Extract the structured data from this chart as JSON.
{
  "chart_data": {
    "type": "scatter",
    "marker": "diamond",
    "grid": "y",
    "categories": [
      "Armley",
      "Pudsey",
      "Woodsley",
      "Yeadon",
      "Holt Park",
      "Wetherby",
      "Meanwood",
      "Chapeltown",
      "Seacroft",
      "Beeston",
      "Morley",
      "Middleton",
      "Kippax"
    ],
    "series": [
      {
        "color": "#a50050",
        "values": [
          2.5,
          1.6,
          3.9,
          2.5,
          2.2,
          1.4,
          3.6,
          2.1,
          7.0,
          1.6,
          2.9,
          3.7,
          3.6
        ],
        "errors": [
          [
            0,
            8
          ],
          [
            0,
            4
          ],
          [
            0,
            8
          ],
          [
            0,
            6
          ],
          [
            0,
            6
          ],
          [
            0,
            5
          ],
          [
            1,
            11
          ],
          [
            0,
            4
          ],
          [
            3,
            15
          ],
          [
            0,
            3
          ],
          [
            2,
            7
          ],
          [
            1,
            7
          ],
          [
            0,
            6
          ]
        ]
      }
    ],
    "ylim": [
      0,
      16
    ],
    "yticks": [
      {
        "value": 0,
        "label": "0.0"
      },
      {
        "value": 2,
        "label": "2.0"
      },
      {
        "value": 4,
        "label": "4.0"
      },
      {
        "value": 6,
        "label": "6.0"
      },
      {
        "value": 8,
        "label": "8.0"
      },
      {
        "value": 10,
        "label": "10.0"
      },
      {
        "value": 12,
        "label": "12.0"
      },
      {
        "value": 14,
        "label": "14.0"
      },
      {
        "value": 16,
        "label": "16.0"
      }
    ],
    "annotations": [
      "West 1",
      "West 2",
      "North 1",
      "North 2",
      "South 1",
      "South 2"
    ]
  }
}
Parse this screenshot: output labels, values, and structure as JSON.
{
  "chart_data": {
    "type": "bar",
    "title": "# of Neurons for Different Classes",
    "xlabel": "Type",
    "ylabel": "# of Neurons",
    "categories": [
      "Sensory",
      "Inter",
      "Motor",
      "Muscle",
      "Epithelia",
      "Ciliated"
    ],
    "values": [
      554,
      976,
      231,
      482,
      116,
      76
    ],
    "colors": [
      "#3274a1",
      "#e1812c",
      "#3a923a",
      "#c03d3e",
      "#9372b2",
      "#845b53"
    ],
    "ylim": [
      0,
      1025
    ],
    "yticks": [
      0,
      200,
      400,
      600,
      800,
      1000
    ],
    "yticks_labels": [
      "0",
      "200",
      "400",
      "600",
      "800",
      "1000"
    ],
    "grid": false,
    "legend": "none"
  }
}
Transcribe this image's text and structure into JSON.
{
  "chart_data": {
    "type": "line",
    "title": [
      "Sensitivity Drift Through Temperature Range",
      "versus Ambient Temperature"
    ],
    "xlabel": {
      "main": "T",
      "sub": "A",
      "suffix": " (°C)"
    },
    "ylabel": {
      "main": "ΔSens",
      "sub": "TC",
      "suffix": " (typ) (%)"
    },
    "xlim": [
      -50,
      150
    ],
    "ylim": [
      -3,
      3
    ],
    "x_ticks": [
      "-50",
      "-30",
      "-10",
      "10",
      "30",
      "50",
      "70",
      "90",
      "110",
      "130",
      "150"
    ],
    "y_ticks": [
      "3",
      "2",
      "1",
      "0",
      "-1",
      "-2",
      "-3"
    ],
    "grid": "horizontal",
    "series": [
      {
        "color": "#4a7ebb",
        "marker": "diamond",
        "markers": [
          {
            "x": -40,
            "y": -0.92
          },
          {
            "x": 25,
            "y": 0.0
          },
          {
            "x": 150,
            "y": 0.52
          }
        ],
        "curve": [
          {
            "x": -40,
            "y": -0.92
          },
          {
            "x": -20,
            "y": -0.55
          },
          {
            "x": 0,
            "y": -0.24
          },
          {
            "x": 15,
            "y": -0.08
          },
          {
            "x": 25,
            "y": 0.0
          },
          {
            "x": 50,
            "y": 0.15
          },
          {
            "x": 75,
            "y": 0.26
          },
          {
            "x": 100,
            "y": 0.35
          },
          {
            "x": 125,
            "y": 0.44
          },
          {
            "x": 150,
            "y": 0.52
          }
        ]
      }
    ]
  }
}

· · · · · · ·

Take the entries above and copy them out exactly.

• EXERCISE RESULT:
Extract the structured data from this chart as JSON.
{
  "chart_data": {
    "type": "scatter",
    "marker": "diamond",
    "grid": "y",
    "categories": [
      "Armley",
      "Pudsey",
      "Woodsley",
      "Yeadon",
      "Holt Park",
      "Wetherby",
      "Meanwood",
      "Chapeltown",
      "Seacroft",
      "Beeston",
      "Morley",
      "Middleton",
      "Kippax"
    ],
    "series": [
      {
        "color": "#a50050",
        "values": [
          2.5,
          1.6,
          3.9,
          2.5,
          2.2,
          1.4,
          3.6,
          2.1,
          7.0,
          1.6,
          2.9,
          3.7,
          3.6
        ],
        "errors": [
          [
            0,
            8
          ],
          [
            0,
            4
          ],
          [
            0,
            8
          ],
          [
            0,
            6
          ],
          [
            0,
            6
          ],
          [
            0,
            5
          ],
          [
            1,
            11
          ],
          [
            0,
            4
          ],
          [
            3,
            15
          ],
          [
            0,
            3
          ],
          [
            2,
            7
          ],
          [
            1,
            7
          ],
          [
            0,
            6
          ]
        ]
      }
    ],
    "ylim": [
      0,
      16
    ],
    "yticks": [
      {
        "value": 0,
        "label": "0.0"
      },
      {
        "value": 2,
        "label": "2.0"
      },
      {
        "value": 4,
        "label": "4.0"
      },
      {
        "value": 6,
        "label": "6.0"
      },
      {
        "value": 8,
        "label": "8.0"
      },
      {
        "value": 10,
        "label": "10.0"
      },
      {
        "value": 12,
        "label": "12.0"
      },
      {
        "value": 14,
        "label": "14.0"
      },
      {
        "value": 16,
        "label": "16.0"
      }
    ],
    "annotations": [
      "West 1",
      "West 2",
      "North 1",
      "North 2",
      "South 1",
      "South 2"
    ]
  }
}
Parse this screenshot: output labels, values, and structure as JSON.
{
  "chart_data": {
    "type": "bar",
    "title": "# of Neurons for Different Classes",
    "xlabel": "Type",
    "ylabel": "# of Neurons",
    "categories": [
      "Sensory",
      "Inter",
      "Motor",
      "Muscle",
      "Epithelia",
      "Ciliated"
    ],
    "values": [
      554,
      976,
      231,
      482,
      116,
      76
    ],
    "colors": [
      "#3274a1",
      "#e1812c",
      "#3a923a",
      "#c03d3e",
      "#9372b2",
      "#845b53"
    ],
    "ylim": [
      0,
      1025
    ],
    "yticks": [
      0,
      200,
      400,
      600,
      800,
      1000
    ],
    "yticks_labels": [
      "0",
      "200",
      "400",
      "600",
      "800",
      "1000"
    ],
    "grid": false,
    "legend": "none"
  }
}
Transcribe this image's text and structure into JSON.
{
  "chart_data": {
    "type": "line",
    "title": [
      "Sensitivity Drift Through Temperature Range",
      "versus Ambient Temperature"
    ],
    "xlabel": {
      "main": "T",
      "sub": "A",
      "suffix": " (°C)"
    },
    "ylabel": {
      "main": "ΔSens",
      "sub": "TC",
      "suffix": " (typ) (%)"
    },
    "xlim": [
      -50,
      150
    ],
    "ylim": [
      -3,
      3
    ],
    "x_ticks": [
      "-50",
      "-30",
      "-10",
      "10",
      "30",
      "50",
      "70",
      "90",
      "110",
      "130",
      "150"
    ],
    "y_ticks": [
      "3",
      "2",
      "1",
      "0",
      "-1",
      "-2",
      "-3"
    ],
    "grid": "horizontal",
    "series": [
      {
        "color": "#4a7ebb",
        "marker": "diamond",
        "markers": [
          {
            "x": -40,
            "y": -0.92
          },
          {
            "x": 25,
            "y": 0.0
          },
          {
            "x": 150,
            "y": 0.52
          }
        ],
        "curve": [
          {
            "x": -40,
            "y": -0.92
          },
          {
            "x": -20,
            "y": -0.55
          },
          {
            "x": 0,
            "y": -0.24
          },
          {
            "x": 15,
            "y": -0.08
          },
          {
            "x": 25,
            "y": 0.0
          },
          {
            "x": 50,
            "y": 0.15
          },
          {
            "x": 75,
            "y": 0.26
          },
          {
            "x": 100,
            "y": 0.35
          },
          {
            "x": 125,
            "y": 0.44
          },
          {
            "x": 150,
            "y": 0.52
          }
        ]
      }
    ]
  }
}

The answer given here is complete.